◆ **Task**
Retype the records that come next, word for word.

◆ **Records about charts and figures**

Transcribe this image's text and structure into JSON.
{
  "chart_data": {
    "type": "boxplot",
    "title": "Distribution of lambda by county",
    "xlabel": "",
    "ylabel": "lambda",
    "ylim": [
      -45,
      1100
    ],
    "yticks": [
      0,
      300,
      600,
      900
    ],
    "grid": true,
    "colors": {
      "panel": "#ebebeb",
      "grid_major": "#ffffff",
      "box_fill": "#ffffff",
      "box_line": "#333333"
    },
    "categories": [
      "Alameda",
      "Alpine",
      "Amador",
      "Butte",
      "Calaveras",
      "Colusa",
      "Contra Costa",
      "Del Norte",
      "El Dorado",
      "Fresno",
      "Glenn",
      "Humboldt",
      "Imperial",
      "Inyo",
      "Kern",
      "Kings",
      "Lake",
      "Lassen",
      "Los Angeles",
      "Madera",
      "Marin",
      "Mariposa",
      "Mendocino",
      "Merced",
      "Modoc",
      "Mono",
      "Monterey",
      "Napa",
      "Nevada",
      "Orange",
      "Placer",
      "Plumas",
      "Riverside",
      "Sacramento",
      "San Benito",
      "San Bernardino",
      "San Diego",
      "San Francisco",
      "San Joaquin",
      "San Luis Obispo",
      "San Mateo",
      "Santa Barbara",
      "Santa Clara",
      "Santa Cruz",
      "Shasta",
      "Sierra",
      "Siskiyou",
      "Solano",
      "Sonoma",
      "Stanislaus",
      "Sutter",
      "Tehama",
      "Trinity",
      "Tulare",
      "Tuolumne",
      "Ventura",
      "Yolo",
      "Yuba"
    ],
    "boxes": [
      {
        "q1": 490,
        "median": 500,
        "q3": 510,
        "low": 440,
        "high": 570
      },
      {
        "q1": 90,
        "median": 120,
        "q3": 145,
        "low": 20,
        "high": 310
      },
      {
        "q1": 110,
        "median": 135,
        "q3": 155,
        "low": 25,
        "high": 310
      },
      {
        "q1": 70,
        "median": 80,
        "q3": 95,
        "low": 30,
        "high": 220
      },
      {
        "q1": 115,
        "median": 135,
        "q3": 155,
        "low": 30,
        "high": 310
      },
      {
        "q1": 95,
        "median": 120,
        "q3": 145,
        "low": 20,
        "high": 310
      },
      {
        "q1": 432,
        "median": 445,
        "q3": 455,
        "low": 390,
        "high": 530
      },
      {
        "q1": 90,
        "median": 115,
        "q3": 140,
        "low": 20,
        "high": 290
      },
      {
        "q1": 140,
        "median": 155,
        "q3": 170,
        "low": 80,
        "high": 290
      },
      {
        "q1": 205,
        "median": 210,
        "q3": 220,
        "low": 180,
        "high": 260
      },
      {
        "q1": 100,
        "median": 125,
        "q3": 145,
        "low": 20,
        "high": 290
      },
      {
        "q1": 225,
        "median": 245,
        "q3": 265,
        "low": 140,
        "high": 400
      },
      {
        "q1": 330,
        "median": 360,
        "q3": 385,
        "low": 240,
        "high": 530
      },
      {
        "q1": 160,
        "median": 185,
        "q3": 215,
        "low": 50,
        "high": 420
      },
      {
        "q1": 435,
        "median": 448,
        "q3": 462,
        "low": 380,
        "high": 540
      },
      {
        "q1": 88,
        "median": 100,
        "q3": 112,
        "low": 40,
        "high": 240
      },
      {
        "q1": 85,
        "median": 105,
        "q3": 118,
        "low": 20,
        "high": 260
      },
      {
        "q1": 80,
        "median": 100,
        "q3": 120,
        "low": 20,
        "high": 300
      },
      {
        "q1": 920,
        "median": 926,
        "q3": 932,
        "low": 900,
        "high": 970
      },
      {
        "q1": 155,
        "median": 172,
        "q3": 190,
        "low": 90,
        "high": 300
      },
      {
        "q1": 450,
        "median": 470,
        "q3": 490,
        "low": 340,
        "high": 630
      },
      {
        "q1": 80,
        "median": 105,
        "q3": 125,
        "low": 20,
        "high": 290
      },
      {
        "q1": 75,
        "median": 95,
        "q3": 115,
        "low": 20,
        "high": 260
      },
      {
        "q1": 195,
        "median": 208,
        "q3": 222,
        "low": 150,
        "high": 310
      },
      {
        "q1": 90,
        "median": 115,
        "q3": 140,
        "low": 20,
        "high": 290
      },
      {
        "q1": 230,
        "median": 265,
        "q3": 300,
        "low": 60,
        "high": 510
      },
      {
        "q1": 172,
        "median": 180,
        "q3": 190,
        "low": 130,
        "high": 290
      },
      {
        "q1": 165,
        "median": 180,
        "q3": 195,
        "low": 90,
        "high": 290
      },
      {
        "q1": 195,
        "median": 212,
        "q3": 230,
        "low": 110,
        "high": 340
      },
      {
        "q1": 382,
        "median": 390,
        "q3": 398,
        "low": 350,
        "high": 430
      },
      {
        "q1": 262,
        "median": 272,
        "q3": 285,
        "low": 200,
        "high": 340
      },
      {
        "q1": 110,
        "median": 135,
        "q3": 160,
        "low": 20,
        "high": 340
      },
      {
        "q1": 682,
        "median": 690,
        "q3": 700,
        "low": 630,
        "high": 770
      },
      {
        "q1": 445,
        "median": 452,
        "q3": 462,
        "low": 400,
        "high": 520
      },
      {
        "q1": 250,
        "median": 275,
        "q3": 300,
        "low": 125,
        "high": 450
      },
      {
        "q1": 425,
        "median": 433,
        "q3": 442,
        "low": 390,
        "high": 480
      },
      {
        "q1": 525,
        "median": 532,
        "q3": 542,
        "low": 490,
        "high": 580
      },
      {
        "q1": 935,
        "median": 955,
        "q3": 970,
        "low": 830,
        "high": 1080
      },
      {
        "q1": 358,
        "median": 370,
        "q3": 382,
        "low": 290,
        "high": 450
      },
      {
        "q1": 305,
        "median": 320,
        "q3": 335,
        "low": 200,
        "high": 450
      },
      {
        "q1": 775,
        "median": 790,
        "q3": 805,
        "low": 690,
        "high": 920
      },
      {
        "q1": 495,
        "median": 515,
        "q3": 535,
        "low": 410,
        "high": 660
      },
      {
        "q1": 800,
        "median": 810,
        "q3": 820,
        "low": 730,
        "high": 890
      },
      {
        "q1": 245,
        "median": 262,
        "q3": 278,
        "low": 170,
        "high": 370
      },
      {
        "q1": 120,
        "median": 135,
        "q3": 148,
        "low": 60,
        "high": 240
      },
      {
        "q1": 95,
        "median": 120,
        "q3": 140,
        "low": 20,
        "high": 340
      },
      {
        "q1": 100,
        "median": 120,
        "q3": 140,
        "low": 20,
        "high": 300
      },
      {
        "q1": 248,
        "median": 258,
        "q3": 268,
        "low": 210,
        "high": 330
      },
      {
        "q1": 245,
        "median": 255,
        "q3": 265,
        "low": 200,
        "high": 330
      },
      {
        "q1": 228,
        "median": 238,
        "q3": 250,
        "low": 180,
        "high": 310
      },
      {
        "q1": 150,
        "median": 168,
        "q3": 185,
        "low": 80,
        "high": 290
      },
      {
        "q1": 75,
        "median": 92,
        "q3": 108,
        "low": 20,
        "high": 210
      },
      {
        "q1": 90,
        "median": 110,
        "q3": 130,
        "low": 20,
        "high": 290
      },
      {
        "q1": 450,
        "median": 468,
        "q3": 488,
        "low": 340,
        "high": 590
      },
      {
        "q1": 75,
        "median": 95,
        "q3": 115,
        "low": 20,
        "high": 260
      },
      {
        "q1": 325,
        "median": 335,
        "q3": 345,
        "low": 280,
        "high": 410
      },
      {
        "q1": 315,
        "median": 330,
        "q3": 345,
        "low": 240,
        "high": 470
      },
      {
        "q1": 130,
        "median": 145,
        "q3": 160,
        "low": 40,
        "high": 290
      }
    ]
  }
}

◆ **Complete response**
Transcribe this image's text and structure into JSON.
{
  "chart_data": {
    "type": "boxplot",
    "title": "Distribution of lambda by county",
    "xlabel": "",
    "ylabel": "lambda",
    "ylim": [
      -45,
      1100
    ],
    "yticks": [
      0,
      300,
      600,
      900
    ],
    "grid": true,
    "colors": {
      "panel": "#ebebeb",
      "grid_major": "#ffffff",
      "box_fill": "#ffffff",
      "box_line": "#333333"
    },
    "categories": [
      "Alameda",
      "Alpine",
      "Amador",
      "Butte",
      "Calaveras",
      "Colusa",
      "Contra Costa",
      "Del Norte",
      "El Dorado",
      "Fresno",
      "Glenn",
      "Humboldt",
      "Imperial",
      "Inyo",
      "Kern",
      "Kings",
      "Lake",
      "Lassen",
      "Los Angeles",
      "Madera",
      "Marin",
      "Mariposa",
      "Mendocino",
      "Merced",
      "Modoc",
      "Mono",
      "Monterey",
      "Napa",
      "Nevada",
      "Orange",
      "Placer",
      "Plumas",
      "Riverside",
      "Sacramento",
      "San Benito",
      "San Bernardino",
      "San Diego",
      "San Francisco",
      "San Joaquin",
      "San Luis Obispo",
      "San Mateo",
      "Santa Barbara",
      "Santa Clara",
      "Santa Cruz",
      "Shasta",
      "Sierra",
      "Siskiyou",
      "Solano",
      "Sonoma",
      "Stanislaus",
      "Sutter",
      "Tehama",
      "Trinity",
      "Tulare",
      "Tuolumne",
      "Ventura",
      "Yolo",
      "Yuba"
    ],
    "boxes": [
      {
        "q1": 490,
        "median": 500,
        "q3": 510,
        "low": 440,
        "high": 570
      },
      {
        "q1": 90,
        "median": 120,
        "q3": 145,
        "low": 20,
        "high": 310
      },
      {
        "q1": 110,
        "median": 135,
        "q3": 155,
        "low": 25,
        "high": 310
      },
      {
        "q1": 70,
        "median": 80,
        "q3": 95,
        "low": 30,
        "high": 220
      },
      {
        "q1": 115,
        "median": 135,
        "q3": 155,
        "low": 30,
        "high": 310
      },
      {
        "q1": 95,
        "median": 120,
        "q3": 145,
        "low": 20,
        "high": 310
      },
      {
        "q1": 432,
        "median": 445,
        "q3": 455,
        "low": 390,
        "high": 530
      },
      {
        "q1": 90,
        "median": 115,
        "q3": 140,
        "low": 20,
        "high": 290
      },
      {
        "q1": 140,
        "median": 155,
        "q3": 170,
        "low": 80,
        "high": 290
      },
      {
        "q1": 205,
        "median": 210,
        "q3": 220,
        "low": 180,
        "high": 260
      },
      {
        "q1": 100,
        "median": 125,
        "q3": 145,
        "low": 20,
        "high": 290
      },
      {
        "q1": 225,
        "median": 245,
        "q3": 265,
        "low": 140,
        "high": 400
      },
      {
        "q1": 330,
        "median": 360,
        "q3": 385,
        "low": 240,
        "high": 530
      },
      {
        "q1": 160,
        "median": 185,
        "q3": 215,
        "low": 50,
        "high": 420
      },
      {
        "q1": 435,
        "median": 448,
        "q3": 462,
        "low": 380,
        "high": 540
      },
      {
        "q1": 88,
        "median": 100,
        "q3": 112,
        "low": 40,
        "high": 240
      },
      {
        "q1": 85,
        "median": 105,
        "q3": 118,
        "low": 20,
        "high": 260
      },
      {
        "q1": 80,
        "median": 100,
        "q3": 120,
        "low": 20,
        "high": 300
      },
      {
        "q1": 920,
        "median": 926,
        "q3": 932,
        "low": 900,
        "high": 970
      },
      {
        "q1": 155,
        "median": 172,
        "q3": 190,
        "low": 90,
        "high": 300
      },
      {
        "q1": 450,
        "median": 470,
        "q3": 490,
        "low": 340,
        "high": 630
      },
      {
        "q1": 80,
        "median": 105,
        "q3": 125,
        "low": 20,
        "high": 290
      },
      {
        "q1": 75,
        "median": 95,
        "q3": 115,
        "low": 20,
        "high": 260
      },
      {
        "q1": 195,
        "median": 208,
        "q3": 222,
        "low": 150,
        "high": 310
      },
      {
        "q1": 90,
        "median": 115,
        "q3": 140,
        "low": 20,
        "high": 290
      },
      {
        "q1": 230,
        "median": 265,
        "q3": 300,
        "low": 60,
        "high": 510
      },
      {
        "q1": 172,
        "median": 180,
        "q3": 190,
        "low": 130,
        "high": 290
      },
      {
        "q1": 165,
        "median": 180,
        "q3": 195,
        "low": 90,
        "high": 290
      },
      {
        "q1": 195,
        "median": 212,
        "q3": 230,
        "low": 110,
        "high": 340
      },
      {
        "q1": 382,
        "median": 390,
        "q3": 398,
        "low": 350,
        "high": 430
      },
      {
        "q1": 262,
        "median": 272,
        "q3": 285,
        "low": 200,
        "high": 340
      },
      {
        "q1": 110,
        "median": 135,
        "q3": 160,
        "low": 20,
        "high": 340
      },
      {
        "q1": 682,
        "median": 690,
        "q3": 700,
        "low": 630,
        "high": 770
      },
      {
        "q1": 445,
        "median": 452,
        "q3": 462,
        "low": 400,
        "high": 520
      },
      {
        "q1": 250,
        "median": 275,
        "q3": 300,
        "low": 125,
        "high": 450
      },
      {
        "q1": 425,
        "median": 433,
        "q3": 442,
        "low": 390,
        "high": 480
      },
      {
        "q1": 525,
        "median": 532,
        "q3": 542,
        "low": 490,
        "high": 580
      },
      {
        "q1": 935,
        "median": 955,
        "q3": 970,
        "low": 830,
        "high": 1080
      },
      {
        "q1": 358,
        "median": 370,
        "q3": 382,
        "low": 290,
        "high": 450
      },
      {
        "q1": 305,
        "median": 320,
        "q3": 335,
        "low": 200,
        "high": 450
      },
      {
        "q1": 775,
        "median": 790,
        "q3": 805,
        "low": 690,
        "high": 920
      },
      {
        "q1": 495,
        "median": 515,
        "q3": 535,
        "low": 410,
        "high": 660
      },
      {
        "q1": 800,
        "median": 810,
        "q3": 820,
        "low": 730,
        "high": 890
      },
      {
        "q1": 245,
        "median": 262,
        "q3": 278,
        "low": 170,
        "high": 370
      },
      {
        "q1": 120,
        "median": 135,
        "q3": 148,
        "low": 60,
        "high": 240
      },
      {
        "q1": 95,
        "median": 120,
        "q3": 140,
        "low": 20,
        "high": 340
      },
      {
        "q1": 100,
        "median": 120,
        "q3": 140,
        "low": 20,
        "high": 300
      },
      {
        "q1": 248,
        "median": 258,
        "q3": 268,
        "low": 210,
        "high": 330
      },
      {
        "q1": 245,
        "median": 255,
        "q3": 265,
        "low": 200,
        "high": 330
      },
      {
        "q1": 228,
        "median": 238,
        "q3": 250,
        "low": 180,
        "high": 310
      },
      {
        "q1": 150,
        "median": 168,
        "q3": 185,
        "low": 80,
        "high": 290
      },
      {
        "q1": 75,
        "median": 92,
        "q3": 108,
        "low": 20,
        "high": 210
      },
      {
        "q1": 90,
        "median": 110,
        "q3": 130,
        "low": 20,
        "high": 290
      },
      {
        "q1": 450,
        "median": 468,
        "q3": 488,
        "low": 340,
        "high": 590
      },
      {
        "q1": 75,
        "median": 95,
        "q3": 115,
        "low": 20,
        "high": 260
      },
      {
        "q1": 325,
        "median": 335,
        "q3": 345,
        "low": 280,
        "high": 410
      },
      {
        "q1": 315,
        "median": 330,
        "q3": 345,
        "low": 240,
        "high": 470
      },
      {
        "q1": 130,
        "median": 145,
        "q3": 160,
        "low": 40,
        "high": 290
      }
    ]
  }
}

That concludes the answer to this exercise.